#### [GIVEN TASK]
The data must be returned in full and exactly as given.
** BEGIN GIVEN DATA **
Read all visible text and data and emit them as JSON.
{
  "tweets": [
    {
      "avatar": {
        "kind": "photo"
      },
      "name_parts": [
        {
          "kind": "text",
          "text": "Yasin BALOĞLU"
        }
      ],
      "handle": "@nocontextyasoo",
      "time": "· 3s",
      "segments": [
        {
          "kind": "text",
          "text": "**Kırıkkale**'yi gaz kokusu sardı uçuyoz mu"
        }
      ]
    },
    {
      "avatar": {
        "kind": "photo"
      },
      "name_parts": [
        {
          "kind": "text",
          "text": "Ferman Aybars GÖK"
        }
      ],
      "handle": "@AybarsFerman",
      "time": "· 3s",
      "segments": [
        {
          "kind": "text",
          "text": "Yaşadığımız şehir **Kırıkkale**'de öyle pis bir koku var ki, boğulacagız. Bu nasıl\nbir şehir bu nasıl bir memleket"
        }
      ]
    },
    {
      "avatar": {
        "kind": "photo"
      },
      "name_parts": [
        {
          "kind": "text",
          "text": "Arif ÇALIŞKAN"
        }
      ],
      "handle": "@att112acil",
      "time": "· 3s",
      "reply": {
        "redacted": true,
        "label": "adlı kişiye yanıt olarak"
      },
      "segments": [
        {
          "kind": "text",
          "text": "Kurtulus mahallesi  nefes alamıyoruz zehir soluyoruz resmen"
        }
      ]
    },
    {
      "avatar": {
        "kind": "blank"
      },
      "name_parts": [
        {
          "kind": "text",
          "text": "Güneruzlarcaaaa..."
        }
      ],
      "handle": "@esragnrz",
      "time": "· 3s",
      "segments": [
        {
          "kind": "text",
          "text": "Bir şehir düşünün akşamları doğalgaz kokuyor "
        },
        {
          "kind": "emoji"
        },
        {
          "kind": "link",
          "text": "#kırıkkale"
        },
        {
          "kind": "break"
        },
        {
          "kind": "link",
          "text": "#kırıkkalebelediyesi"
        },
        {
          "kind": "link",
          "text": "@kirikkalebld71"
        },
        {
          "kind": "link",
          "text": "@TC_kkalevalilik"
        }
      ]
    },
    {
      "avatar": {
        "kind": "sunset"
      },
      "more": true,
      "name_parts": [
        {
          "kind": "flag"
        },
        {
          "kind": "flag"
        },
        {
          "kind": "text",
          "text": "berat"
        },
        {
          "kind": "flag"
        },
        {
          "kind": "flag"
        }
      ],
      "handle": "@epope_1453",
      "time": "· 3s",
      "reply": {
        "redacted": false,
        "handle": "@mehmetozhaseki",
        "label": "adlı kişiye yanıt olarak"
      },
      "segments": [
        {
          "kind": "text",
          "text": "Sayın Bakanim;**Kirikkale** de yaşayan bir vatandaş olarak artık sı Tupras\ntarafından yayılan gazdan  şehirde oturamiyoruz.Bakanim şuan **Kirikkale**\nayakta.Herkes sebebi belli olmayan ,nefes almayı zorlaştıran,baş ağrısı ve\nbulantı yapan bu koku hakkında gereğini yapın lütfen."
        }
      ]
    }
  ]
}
** END GIVEN DATA **
#### [FINAL RESULT]
Read all visible text and data and emit them as JSON.
{
  "tweets": [
    {
      "avatar": {
        "kind": "photo"
      },
      "name_parts": [
        {
          "kind": "text",
          "text": "Yasin BALOĞLU"
        }
      ],
      "handle": "@nocontextyasoo",
      "time": "· 3s",
      "segments": [
        {
          "kind": "text",
          "text": "**Kırıkkale**'yi gaz kokusu sardı uçuyoz mu"
        }
      ]
    },
    {
      "avatar": {
        "kind": "photo"
      },
      "name_parts": [
        {
          "kind": "text",
          "text": "Ferman Aybars GÖK"
        }
      ],
      "handle": "@AybarsFerman",
      "time": "· 3s",
      "segments": [
        {
          "kind": "text",
          "text": "Yaşadığımız şehir **Kırıkkale**'de öyle pis bir koku var ki, boğulacagız. Bu nasıl\nbir şehir bu nasıl bir memleket"
        }
      ]
    },
    {
      "avatar": {
        "kind": "photo"
      },
      "name_parts": [
        {
          "kind": "text",
          "text": "Arif ÇALIŞKAN"
        }
      ],
      "handle": "@att112acil",
      "time": "· 3s",
      "reply": {
        "redacted": true,
        "label": "adlı kişiye yanıt olarak"
      },
      "segments": [
        {
          "kind": "text",
          "text": "Kurtulus mahallesi  nefes alamıyoruz zehir soluyoruz resmen"
        }
      ]
    },
    {
      "avatar": {
        "kind": "blank"
      },
      "name_parts": [
        {
          "kind": "text",
          "text": "Güneruzlarcaaaa..."
        }
      ],
      "handle": "@esragnrz",
      "time": "· 3s",
      "segments": [
        {
          "kind": "text",
          "text": "Bir şehir düşünün akşamları doğalgaz kokuyor "
        },
        {
          "kind": "emoji"
        },
        {
          "kind": "link",
          "text": "#kırıkkale"
        },
        {
          "kind": "break"
        },
        {
          "kind": "link",
          "text": "#kırıkkalebelediyesi"
        },
        {
          "kind": "link",
          "text": "@kirikkalebld71"
        },
        {
          "kind": "link",
          "text": "@TC_kkalevalilik"
        }
      ]
    },
    {
      "avatar": {
        "kind": "sunset"
      },
      "more": true,
      "name_parts": [
        {
          "kind": "flag"
        },
        {
          "kind": "flag"
        },
        {
          "kind": "text",
          "text": "berat"
        },
        {
          "kind": "flag"
        },
        {
          "kind": "flag"
        }
      ],
      "handle": "@epope_1453",
      "time": "· 3s",
      "reply": {
        "redacted": false,
        "handle": "@mehmetozhaseki",
        "label": "adlı kişiye yanıt olarak"
      },
      "segments": [
        {
          "kind": "text",
          "text": "Sayın Bakanim;**Kirikkale** de yaşayan bir vatandaş olarak artık sı Tupras\ntarafından yayılan gazdan  şehirde oturamiyoruz.Bakanim şuan **Kirikkale**\nayakta.Herkes sebebi belli olmayan ,nefes almayı zorlaştıran,baş ağrısı ve\nbulantı yapan bu koku hakkında gereğini yapın lütfen."
        }
      ]
    }
  ]
}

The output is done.